Write out the entire listing below exactly, with the pictures left out.

** Start of SUPPLIED MATERIAL **

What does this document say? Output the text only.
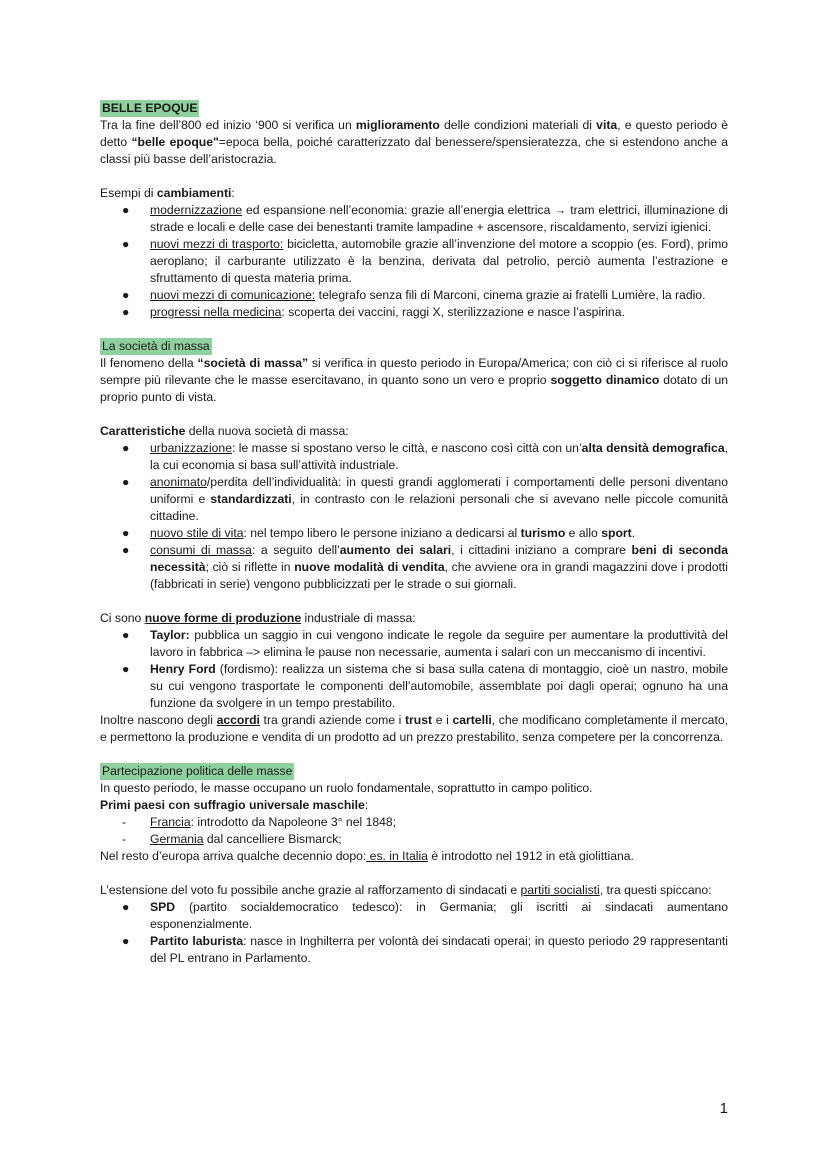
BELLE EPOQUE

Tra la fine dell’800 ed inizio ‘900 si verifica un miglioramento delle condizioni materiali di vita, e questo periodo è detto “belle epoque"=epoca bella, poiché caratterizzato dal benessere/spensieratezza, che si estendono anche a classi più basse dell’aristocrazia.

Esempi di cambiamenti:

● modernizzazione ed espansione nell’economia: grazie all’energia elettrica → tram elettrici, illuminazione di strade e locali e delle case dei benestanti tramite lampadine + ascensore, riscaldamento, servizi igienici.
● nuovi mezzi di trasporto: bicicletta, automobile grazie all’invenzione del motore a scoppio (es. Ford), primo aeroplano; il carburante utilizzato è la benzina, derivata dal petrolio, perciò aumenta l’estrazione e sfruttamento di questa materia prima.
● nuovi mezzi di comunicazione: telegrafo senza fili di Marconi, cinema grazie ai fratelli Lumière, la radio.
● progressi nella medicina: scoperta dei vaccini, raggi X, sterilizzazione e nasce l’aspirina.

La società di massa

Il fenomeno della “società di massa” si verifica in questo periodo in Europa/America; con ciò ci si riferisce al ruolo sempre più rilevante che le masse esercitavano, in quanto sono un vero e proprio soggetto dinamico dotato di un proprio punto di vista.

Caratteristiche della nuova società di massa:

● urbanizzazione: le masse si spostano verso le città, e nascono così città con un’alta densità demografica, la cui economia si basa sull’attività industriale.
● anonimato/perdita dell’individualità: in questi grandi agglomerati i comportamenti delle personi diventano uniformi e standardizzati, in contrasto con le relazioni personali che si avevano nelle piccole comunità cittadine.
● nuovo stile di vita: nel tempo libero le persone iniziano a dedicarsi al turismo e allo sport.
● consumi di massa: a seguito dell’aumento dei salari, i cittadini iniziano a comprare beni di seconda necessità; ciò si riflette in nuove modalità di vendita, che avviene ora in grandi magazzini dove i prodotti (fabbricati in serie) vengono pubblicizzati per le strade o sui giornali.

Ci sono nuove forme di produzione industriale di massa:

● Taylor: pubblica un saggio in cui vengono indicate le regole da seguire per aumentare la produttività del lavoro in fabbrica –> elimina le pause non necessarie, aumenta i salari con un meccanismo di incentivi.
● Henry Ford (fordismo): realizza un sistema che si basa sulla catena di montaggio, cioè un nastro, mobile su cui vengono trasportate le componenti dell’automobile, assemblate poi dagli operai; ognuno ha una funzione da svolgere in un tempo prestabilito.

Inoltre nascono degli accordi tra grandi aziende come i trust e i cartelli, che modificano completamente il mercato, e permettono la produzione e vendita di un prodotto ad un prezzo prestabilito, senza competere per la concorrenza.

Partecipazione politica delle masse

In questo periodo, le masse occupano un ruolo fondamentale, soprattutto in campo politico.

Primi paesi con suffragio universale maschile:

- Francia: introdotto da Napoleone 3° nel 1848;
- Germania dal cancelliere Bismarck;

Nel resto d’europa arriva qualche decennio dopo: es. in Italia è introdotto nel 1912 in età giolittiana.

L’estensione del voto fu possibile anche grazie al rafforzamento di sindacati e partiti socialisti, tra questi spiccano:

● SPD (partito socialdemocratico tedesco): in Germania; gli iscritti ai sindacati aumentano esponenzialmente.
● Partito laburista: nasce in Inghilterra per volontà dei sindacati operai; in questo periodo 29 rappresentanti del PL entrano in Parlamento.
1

** End of SUPPLIED MATERIAL **

**RESPONSE TO THE EXERCISE**
What does this document say? Output the text only.
BELLE EPOQUE

Tra la fine dell’800 ed inizio ‘900 si verifica un miglioramento delle condizioni materiali di vita, e questo periodo è detto “belle epoque"=epoca bella, poiché caratterizzato dal benessere/spensieratezza, che si estendono anche a classi più basse dell’aristocrazia.

Esempi di cambiamenti:

● modernizzazione ed espansione nell’economia: grazie all’energia elettrica → tram elettrici, illuminazione di strade e locali e delle case dei benestanti tramite lampadine + ascensore, riscaldamento, servizi igienici.
● nuovi mezzi di trasporto: bicicletta, automobile grazie all’invenzione del motore a scoppio (es. Ford), primo aeroplano; il carburante utilizzato è la benzina, derivata dal petrolio, perciò aumenta l’estrazione e sfruttamento di questa materia prima.
● nuovi mezzi di comunicazione: telegrafo senza fili di Marconi, cinema grazie ai fratelli Lumière, la radio.
● progressi nella medicina: scoperta dei vaccini, raggi X, sterilizzazione e nasce l’aspirina.

La società di massa

Il fenomeno della “società di massa” si verifica in questo periodo in Europa/America; con ciò ci si riferisce al ruolo sempre più rilevante che le masse esercitavano, in quanto sono un vero e proprio soggetto dinamico dotato di un proprio punto di vista.

Caratteristiche della nuova società di massa:

● urbanizzazione: le masse si spostano verso le città, e nascono così città con un’alta densità demografica, la cui economia si basa sull’attività industriale.
● anonimato/perdita dell’individualità: in questi grandi agglomerati i comportamenti delle personi diventano uniformi e standardizzati, in contrasto con le relazioni personali che si avevano nelle piccole comunità cittadine.
● nuovo stile di vita: nel tempo libero le persone iniziano a dedicarsi al turismo e allo sport.
● consumi di massa: a seguito dell’aumento dei salari, i cittadini iniziano a comprare beni di seconda necessità; ciò si riflette in nuove modalità di vendita, che avviene ora in grandi magazzini dove i prodotti (fabbricati in serie) vengono pubblicizzati per le strade o sui giornali.

Ci sono nuove forme di produzione industriale di massa:

● Taylor: pubblica un saggio in cui vengono indicate le regole da seguire per aumentare la produttività del lavoro in fabbrica –> elimina le pause non necessarie, aumenta i salari con un meccanismo di incentivi.
● Henry Ford (fordismo): realizza un sistema che si basa sulla catena di montaggio, cioè un nastro, mobile su cui vengono trasportate le componenti dell’automobile, assemblate poi dagli operai; ognuno ha una funzione da svolgere in un tempo prestabilito.

Inoltre nascono degli accordi tra grandi aziende come i trust e i cartelli, che modificano completamente il mercato, e permettono la produzione e vendita di un prodotto ad un prezzo prestabilito, senza competere per la concorrenza.

Partecipazione politica delle masse

In questo periodo, le masse occupano un ruolo fondamentale, soprattutto in campo politico.

Primi paesi con suffragio universale maschile:

- Francia: introdotto da Napoleone 3° nel 1848;
- Germania dal cancelliere Bismarck;

Nel resto d’europa arriva qualche decennio dopo: es. in Italia è introdotto nel 1912 in età giolittiana.

L’estensione del voto fu possibile anche grazie al rafforzamento di sindacati e partiti socialisti, tra questi spiccano:

● SPD (partito socialdemocratico tedesco): in Germania; gli iscritti ai sindacati aumentano esponenzialmente.
● Partito laburista: nasce in Inghilterra per volontà dei sindacati operai; in questo periodo 29 rappresentanti del PL entrano in Parlamento.
1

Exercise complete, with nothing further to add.